▼

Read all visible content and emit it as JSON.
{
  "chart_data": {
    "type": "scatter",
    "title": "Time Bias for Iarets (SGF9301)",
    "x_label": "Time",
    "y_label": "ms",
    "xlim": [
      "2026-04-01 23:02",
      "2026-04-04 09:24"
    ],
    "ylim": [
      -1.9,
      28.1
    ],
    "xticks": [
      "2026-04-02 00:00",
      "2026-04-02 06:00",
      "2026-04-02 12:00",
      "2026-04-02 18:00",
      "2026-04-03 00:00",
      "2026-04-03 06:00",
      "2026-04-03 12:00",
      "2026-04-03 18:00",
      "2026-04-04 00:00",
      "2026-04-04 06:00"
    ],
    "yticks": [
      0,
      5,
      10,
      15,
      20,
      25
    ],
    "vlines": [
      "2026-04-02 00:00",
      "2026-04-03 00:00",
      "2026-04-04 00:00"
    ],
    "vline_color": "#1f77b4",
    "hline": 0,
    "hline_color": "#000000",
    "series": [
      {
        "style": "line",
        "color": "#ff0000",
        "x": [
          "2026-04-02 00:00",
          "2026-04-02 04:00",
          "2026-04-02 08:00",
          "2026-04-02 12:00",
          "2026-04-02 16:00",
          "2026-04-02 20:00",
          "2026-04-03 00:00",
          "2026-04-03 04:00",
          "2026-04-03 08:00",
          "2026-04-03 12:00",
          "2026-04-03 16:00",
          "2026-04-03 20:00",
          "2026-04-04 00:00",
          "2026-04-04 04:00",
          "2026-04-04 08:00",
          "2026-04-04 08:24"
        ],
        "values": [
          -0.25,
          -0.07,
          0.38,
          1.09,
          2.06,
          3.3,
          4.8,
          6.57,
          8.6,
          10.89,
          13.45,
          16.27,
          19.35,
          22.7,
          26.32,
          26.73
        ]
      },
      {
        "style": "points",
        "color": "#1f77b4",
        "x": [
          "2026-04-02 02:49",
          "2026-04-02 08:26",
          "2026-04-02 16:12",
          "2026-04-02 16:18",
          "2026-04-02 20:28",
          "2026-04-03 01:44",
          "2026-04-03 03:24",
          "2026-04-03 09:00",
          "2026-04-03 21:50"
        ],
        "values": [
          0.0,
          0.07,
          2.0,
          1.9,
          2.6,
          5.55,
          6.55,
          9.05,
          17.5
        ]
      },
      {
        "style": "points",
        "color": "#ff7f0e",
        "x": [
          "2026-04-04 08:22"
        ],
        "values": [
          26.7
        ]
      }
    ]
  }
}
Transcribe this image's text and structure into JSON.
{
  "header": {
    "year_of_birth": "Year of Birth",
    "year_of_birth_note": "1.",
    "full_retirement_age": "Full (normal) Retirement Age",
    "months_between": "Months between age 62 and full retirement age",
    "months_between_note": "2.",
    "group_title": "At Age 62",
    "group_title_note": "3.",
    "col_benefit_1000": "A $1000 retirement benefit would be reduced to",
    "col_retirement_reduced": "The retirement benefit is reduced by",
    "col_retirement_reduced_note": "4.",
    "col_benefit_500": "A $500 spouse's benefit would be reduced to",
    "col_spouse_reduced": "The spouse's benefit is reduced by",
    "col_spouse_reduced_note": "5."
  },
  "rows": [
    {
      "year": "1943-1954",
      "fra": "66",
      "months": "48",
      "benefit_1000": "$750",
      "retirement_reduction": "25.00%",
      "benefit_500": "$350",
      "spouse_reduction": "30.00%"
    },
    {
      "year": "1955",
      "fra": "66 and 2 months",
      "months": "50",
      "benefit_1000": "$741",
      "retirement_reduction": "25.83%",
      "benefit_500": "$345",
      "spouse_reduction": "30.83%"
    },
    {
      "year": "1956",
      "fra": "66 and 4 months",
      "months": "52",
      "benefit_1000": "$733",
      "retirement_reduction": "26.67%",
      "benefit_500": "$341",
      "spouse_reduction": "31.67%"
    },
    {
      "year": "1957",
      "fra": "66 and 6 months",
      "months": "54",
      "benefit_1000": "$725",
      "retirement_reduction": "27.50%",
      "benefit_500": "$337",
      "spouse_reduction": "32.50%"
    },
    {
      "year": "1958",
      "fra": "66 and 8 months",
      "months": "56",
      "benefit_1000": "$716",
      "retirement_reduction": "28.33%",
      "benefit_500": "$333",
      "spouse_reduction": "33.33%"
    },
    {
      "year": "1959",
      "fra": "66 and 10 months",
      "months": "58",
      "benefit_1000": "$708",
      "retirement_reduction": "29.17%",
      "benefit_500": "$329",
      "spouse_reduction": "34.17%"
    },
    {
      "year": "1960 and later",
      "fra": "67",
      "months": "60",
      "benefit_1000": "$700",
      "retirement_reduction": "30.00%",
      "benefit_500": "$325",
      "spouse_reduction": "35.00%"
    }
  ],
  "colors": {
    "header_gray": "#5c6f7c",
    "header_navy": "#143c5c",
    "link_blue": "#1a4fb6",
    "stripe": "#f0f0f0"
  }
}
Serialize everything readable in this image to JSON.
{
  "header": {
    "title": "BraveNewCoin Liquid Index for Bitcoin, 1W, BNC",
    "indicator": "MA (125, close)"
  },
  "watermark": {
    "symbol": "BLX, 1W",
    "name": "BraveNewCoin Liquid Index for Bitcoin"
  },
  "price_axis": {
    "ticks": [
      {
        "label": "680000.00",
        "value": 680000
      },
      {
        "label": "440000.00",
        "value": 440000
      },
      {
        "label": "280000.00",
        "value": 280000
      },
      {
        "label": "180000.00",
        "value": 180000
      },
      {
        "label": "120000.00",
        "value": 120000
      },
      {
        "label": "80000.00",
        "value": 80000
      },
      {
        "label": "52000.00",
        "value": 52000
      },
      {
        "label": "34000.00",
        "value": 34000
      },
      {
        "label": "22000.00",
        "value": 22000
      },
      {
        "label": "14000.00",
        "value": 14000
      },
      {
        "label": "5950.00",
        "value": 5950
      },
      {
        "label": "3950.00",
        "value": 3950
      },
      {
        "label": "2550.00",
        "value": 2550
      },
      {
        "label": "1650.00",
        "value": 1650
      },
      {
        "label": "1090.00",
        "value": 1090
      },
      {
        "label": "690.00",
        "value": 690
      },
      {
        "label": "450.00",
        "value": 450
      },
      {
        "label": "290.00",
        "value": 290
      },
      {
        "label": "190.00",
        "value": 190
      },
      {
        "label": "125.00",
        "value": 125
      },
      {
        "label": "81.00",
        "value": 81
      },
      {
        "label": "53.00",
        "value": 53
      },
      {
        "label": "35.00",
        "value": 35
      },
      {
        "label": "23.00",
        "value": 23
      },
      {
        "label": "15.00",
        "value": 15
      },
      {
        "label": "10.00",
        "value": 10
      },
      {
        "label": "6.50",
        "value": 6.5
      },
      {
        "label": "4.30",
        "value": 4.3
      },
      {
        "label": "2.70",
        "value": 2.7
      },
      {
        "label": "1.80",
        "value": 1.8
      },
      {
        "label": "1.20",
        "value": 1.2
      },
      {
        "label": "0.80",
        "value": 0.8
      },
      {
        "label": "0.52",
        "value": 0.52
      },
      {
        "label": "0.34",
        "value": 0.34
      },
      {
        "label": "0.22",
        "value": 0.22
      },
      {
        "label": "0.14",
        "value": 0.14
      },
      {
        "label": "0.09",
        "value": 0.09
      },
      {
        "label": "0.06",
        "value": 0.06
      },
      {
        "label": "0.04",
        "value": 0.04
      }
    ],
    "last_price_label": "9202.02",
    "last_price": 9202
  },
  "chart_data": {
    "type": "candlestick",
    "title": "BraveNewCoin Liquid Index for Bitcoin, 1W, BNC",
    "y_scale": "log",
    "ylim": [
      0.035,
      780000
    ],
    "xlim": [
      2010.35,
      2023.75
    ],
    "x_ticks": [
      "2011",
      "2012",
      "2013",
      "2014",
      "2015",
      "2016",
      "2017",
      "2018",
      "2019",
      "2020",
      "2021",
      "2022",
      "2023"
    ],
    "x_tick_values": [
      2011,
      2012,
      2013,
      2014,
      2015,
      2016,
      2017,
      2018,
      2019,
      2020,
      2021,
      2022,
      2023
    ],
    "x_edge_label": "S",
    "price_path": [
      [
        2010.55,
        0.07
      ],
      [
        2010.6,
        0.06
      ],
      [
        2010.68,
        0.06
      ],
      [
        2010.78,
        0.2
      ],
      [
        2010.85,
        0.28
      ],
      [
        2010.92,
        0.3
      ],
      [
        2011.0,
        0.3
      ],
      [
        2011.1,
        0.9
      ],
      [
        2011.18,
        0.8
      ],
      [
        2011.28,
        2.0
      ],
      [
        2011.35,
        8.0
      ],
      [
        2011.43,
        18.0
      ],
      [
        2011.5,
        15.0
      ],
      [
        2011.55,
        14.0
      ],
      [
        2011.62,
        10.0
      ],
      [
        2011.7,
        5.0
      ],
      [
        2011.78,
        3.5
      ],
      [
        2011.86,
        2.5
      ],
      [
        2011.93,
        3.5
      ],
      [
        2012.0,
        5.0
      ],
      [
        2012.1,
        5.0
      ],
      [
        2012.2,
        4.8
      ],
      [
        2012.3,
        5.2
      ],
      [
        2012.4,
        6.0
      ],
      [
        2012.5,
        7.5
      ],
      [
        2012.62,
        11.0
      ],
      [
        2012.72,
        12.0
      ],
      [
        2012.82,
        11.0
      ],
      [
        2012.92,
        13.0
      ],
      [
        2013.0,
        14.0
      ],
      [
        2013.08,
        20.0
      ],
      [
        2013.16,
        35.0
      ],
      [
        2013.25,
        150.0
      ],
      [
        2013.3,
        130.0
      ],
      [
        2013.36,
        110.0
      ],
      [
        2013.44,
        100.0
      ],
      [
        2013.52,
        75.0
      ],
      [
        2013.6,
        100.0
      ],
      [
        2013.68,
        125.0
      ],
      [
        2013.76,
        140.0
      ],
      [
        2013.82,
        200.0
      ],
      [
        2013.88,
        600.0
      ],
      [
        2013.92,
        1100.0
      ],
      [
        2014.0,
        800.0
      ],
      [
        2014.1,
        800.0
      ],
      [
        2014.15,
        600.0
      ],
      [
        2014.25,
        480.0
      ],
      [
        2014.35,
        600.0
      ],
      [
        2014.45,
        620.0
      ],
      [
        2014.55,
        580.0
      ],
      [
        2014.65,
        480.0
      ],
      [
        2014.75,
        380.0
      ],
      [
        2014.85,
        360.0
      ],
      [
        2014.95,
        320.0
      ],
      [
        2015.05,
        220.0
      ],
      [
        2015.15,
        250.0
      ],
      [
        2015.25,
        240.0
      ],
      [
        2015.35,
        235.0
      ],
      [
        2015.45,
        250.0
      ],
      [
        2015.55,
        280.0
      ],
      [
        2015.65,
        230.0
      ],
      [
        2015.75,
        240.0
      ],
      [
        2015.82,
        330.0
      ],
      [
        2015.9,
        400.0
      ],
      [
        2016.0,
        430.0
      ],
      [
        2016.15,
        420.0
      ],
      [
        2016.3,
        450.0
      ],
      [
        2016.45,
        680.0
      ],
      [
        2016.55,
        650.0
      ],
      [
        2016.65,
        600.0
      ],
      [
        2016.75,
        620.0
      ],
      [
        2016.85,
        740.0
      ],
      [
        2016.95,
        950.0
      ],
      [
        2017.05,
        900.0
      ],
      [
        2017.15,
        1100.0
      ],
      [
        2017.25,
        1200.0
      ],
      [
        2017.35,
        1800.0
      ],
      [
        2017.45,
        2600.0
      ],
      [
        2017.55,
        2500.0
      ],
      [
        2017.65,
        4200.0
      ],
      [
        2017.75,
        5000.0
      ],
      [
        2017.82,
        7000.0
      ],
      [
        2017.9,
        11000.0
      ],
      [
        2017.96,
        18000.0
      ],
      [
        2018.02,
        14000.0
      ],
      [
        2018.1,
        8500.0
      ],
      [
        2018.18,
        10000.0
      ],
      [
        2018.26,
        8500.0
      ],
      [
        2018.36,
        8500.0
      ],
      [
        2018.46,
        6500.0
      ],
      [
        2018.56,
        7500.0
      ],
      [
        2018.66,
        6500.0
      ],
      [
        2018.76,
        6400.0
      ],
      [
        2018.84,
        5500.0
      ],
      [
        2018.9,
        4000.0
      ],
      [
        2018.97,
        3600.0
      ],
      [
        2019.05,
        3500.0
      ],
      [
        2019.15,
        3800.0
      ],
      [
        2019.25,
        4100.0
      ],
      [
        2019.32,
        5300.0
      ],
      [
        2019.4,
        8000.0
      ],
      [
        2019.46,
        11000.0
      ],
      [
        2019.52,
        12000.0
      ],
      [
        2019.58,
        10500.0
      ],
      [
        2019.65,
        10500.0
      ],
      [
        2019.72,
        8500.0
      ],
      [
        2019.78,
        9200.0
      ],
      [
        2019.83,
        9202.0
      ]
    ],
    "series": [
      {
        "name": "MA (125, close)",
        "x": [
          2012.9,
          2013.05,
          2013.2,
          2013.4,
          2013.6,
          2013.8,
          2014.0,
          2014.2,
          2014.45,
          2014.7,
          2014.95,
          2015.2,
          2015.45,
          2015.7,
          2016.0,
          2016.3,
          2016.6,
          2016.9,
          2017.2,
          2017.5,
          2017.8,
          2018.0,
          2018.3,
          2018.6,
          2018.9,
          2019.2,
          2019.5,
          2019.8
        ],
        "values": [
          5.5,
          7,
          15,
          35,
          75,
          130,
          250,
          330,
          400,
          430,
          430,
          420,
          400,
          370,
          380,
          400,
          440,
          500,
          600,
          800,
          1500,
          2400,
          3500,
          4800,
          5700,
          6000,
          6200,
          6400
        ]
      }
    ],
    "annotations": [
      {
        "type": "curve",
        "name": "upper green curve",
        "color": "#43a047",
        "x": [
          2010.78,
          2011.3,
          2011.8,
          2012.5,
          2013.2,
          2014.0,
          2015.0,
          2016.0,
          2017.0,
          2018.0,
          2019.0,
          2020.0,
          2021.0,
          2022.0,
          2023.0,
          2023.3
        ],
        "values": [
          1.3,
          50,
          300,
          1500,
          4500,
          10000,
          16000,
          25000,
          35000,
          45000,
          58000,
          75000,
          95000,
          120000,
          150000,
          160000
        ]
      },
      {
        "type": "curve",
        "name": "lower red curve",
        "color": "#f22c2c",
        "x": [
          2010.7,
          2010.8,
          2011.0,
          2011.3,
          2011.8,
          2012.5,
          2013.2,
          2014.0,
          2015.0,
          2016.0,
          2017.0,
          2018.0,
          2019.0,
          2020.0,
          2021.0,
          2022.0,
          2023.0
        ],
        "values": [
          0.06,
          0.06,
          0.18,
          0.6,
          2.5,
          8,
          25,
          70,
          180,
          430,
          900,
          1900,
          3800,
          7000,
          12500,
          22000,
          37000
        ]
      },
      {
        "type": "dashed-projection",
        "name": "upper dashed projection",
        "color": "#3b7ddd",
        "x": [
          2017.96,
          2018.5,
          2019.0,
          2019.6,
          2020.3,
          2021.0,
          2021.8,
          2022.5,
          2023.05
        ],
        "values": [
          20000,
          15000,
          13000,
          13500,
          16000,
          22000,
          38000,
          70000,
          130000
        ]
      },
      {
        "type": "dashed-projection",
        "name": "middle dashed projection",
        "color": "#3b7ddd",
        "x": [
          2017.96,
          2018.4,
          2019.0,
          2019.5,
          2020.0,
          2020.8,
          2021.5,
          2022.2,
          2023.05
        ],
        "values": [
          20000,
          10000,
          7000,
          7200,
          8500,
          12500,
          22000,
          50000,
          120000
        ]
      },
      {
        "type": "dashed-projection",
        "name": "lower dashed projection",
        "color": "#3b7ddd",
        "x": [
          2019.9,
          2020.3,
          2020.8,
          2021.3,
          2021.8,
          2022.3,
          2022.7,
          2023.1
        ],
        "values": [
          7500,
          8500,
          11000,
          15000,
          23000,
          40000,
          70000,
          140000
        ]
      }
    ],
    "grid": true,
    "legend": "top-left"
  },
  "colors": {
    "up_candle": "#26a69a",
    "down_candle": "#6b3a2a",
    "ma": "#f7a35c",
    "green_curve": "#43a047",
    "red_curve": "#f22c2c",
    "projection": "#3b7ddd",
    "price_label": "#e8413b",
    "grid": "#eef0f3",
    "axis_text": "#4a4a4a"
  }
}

▲

Track down every line with the word "image" and copy it.

TASK OUTPUT |
Transcribe this image's text and structure into JSON.
Serialize everything readable in this image to JSON.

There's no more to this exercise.